◆ TO DO
Leave out the pictures and retype exactly the lines from the line with "What data populates" through the end of the listing below.

◆ DATA SECTION
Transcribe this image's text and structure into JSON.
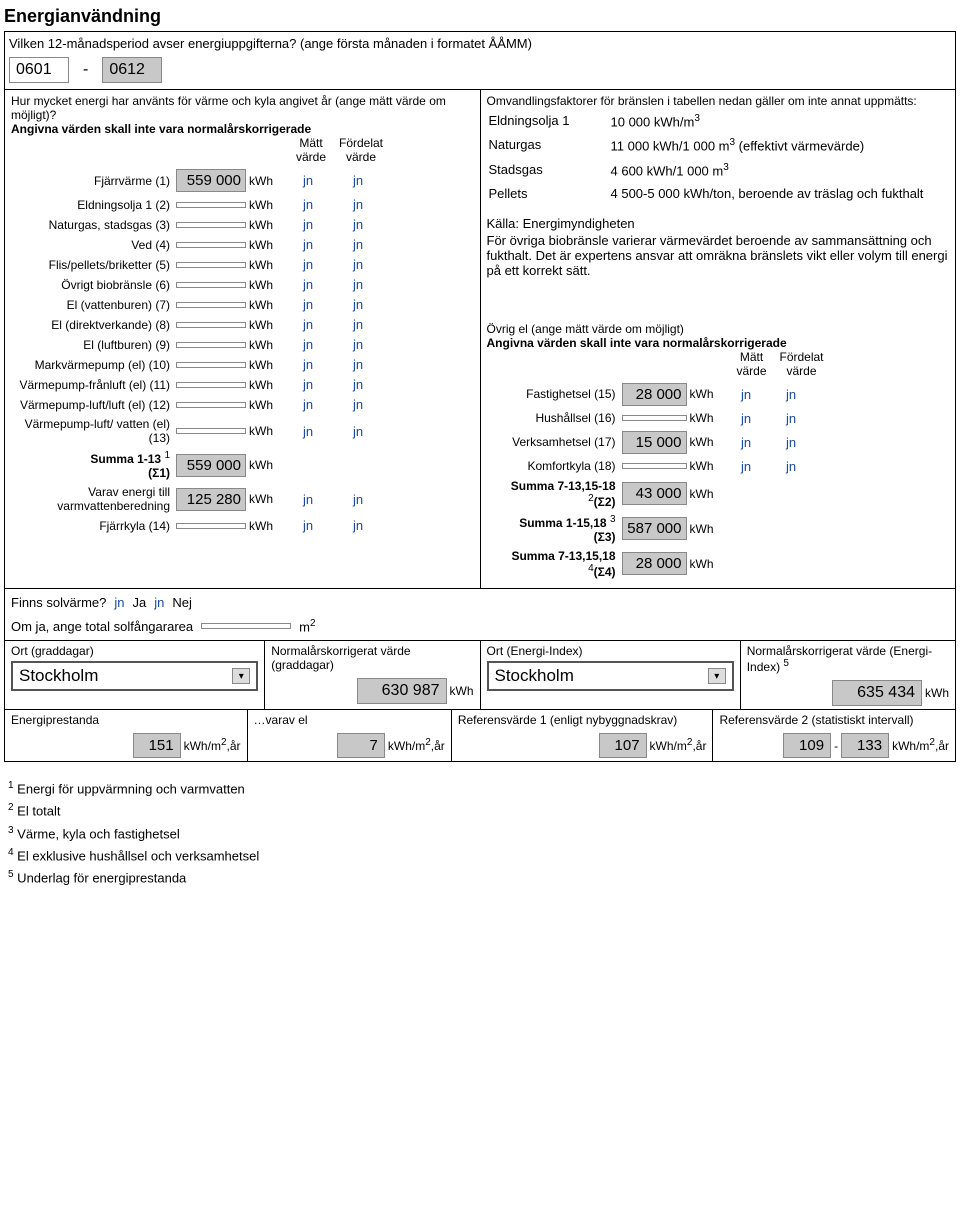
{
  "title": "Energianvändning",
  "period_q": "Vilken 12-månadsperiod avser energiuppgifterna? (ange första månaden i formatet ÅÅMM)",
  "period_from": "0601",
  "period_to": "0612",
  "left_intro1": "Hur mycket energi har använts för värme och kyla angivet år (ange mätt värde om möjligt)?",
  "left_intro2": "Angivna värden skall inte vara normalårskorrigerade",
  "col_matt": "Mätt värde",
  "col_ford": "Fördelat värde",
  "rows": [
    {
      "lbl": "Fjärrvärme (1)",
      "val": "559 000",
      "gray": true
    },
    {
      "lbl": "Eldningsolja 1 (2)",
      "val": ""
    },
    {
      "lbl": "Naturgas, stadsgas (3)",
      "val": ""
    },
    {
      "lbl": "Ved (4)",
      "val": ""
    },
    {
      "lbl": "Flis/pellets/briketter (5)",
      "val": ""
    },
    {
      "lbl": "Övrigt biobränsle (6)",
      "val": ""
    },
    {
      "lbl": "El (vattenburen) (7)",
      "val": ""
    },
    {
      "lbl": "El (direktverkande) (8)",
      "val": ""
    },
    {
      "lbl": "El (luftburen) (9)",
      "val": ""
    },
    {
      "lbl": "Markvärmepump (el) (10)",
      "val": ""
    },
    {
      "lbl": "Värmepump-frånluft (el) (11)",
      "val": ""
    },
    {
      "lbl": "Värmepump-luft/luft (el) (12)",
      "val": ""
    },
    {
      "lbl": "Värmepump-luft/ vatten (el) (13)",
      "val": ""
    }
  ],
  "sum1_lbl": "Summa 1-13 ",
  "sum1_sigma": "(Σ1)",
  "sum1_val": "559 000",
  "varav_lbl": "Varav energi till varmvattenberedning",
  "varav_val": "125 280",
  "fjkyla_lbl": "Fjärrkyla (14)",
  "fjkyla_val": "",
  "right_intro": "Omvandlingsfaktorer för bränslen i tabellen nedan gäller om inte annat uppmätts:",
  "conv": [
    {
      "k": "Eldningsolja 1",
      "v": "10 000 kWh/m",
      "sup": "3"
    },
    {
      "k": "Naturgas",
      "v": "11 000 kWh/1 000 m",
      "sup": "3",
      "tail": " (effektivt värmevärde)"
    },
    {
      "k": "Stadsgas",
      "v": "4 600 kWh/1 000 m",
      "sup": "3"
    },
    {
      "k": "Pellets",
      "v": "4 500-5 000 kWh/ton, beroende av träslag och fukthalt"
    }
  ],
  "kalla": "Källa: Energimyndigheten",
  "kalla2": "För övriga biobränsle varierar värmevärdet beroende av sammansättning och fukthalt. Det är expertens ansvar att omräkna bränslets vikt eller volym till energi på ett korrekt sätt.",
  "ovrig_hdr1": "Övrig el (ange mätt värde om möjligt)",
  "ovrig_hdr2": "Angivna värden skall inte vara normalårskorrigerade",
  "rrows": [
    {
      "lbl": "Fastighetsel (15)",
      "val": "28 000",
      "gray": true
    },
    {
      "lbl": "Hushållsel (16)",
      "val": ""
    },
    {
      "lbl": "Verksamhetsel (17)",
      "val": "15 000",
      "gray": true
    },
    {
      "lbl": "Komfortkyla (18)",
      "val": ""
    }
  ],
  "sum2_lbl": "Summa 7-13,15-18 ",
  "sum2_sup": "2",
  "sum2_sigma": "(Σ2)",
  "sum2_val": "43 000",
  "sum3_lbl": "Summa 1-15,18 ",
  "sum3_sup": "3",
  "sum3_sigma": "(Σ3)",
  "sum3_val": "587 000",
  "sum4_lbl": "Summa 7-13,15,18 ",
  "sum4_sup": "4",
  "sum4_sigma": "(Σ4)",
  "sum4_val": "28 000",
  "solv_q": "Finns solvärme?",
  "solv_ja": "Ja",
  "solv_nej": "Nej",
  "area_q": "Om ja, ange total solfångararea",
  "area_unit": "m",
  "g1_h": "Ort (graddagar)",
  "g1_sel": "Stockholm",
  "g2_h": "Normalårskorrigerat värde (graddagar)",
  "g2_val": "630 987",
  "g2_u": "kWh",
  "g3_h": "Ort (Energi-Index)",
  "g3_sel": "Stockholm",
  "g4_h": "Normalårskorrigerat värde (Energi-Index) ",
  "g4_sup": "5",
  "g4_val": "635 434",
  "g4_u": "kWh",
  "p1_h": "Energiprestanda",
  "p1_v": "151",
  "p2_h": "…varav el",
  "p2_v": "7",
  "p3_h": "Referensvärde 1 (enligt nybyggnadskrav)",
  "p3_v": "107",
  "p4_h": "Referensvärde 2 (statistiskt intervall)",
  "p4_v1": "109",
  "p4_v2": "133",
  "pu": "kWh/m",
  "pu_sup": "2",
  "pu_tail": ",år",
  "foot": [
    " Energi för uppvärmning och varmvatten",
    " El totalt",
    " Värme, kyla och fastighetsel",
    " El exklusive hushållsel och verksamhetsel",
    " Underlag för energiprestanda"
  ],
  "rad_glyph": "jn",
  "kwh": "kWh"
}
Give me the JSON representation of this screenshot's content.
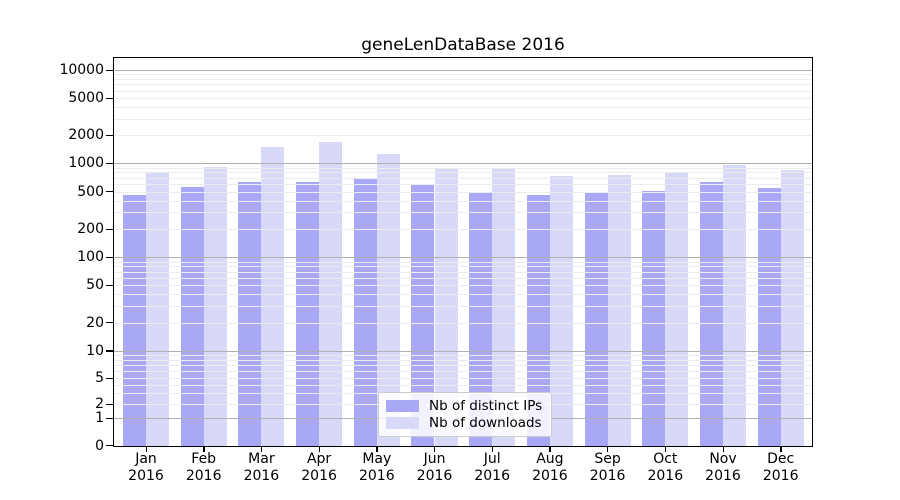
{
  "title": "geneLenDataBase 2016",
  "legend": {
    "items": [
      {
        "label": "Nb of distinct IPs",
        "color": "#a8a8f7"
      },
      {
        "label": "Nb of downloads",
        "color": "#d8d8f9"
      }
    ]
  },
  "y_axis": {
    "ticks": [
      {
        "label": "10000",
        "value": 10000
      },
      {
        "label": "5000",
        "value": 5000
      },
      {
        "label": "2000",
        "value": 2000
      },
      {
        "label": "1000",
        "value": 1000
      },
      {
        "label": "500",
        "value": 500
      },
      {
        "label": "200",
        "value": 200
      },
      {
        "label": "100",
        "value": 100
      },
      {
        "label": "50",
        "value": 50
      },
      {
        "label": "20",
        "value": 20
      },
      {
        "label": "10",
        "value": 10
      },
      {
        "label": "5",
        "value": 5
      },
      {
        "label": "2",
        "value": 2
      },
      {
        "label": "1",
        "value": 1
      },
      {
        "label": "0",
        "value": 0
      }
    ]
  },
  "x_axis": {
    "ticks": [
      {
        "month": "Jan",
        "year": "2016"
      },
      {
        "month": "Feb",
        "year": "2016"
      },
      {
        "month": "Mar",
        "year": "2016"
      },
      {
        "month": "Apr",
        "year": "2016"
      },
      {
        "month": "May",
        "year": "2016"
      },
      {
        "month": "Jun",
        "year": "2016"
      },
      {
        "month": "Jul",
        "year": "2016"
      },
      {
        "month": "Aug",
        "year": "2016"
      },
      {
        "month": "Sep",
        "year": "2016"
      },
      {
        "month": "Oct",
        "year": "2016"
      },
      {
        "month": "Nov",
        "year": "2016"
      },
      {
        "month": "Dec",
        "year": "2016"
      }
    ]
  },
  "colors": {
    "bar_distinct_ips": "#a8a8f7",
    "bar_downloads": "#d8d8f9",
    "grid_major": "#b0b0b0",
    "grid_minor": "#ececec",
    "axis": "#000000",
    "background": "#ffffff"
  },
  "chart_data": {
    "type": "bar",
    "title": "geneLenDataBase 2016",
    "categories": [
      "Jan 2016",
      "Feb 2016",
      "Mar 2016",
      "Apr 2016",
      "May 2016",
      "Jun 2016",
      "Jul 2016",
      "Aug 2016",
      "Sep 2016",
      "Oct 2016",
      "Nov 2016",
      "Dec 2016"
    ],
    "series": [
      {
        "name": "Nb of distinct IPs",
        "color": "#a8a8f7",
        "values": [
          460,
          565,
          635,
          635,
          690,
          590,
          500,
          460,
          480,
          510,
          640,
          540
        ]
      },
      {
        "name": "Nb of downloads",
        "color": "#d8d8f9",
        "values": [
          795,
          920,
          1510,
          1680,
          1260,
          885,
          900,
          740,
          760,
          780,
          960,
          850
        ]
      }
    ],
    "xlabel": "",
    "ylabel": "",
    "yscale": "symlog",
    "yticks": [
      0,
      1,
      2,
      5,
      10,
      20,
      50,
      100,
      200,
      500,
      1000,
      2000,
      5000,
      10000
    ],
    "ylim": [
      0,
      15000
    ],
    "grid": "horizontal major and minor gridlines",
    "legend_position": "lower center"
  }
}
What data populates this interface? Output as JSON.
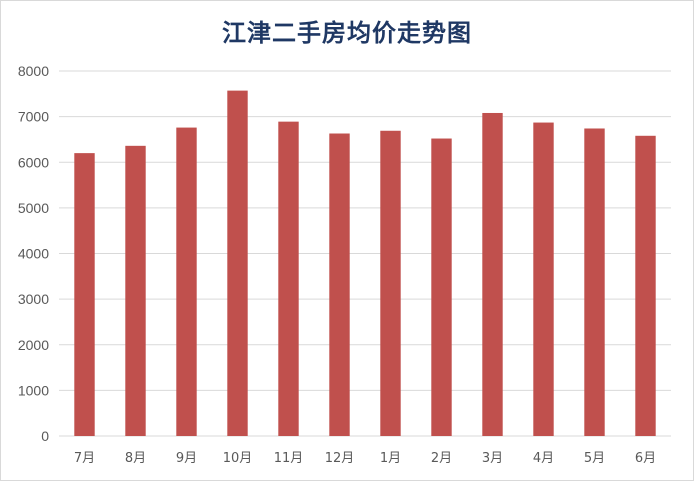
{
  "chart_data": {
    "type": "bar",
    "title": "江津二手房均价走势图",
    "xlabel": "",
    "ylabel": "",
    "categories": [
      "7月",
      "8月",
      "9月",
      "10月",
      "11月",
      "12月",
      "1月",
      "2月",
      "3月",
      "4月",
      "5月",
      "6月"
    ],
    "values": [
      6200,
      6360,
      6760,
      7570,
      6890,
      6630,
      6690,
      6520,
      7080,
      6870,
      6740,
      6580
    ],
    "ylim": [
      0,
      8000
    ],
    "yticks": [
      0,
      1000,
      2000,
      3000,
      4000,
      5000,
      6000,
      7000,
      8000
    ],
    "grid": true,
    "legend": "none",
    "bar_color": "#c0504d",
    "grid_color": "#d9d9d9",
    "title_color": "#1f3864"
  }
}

◆ SOLVED EXERCISE
What data populates this interface? Output as JSON.
{
  "chart_data": {
    "type": "bar",
    "title": "江津二手房均价走势图",
    "xlabel": "",
    "ylabel": "",
    "categories": [
      "7月",
      "8月",
      "9月",
      "10月",
      "11月",
      "12月",
      "1月",
      "2月",
      "3月",
      "4月",
      "5月",
      "6月"
    ],
    "values": [
      6200,
      6360,
      6760,
      7570,
      6890,
      6630,
      6690,
      6520,
      7080,
      6870,
      6740,
      6580
    ],
    "ylim": [
      0,
      8000
    ],
    "yticks": [
      0,
      1000,
      2000,
      3000,
      4000,
      5000,
      6000,
      7000,
      8000
    ],
    "grid": true,
    "legend": "none",
    "bar_color": "#c0504d",
    "grid_color": "#d9d9d9",
    "title_color": "#1f3864"
  }
}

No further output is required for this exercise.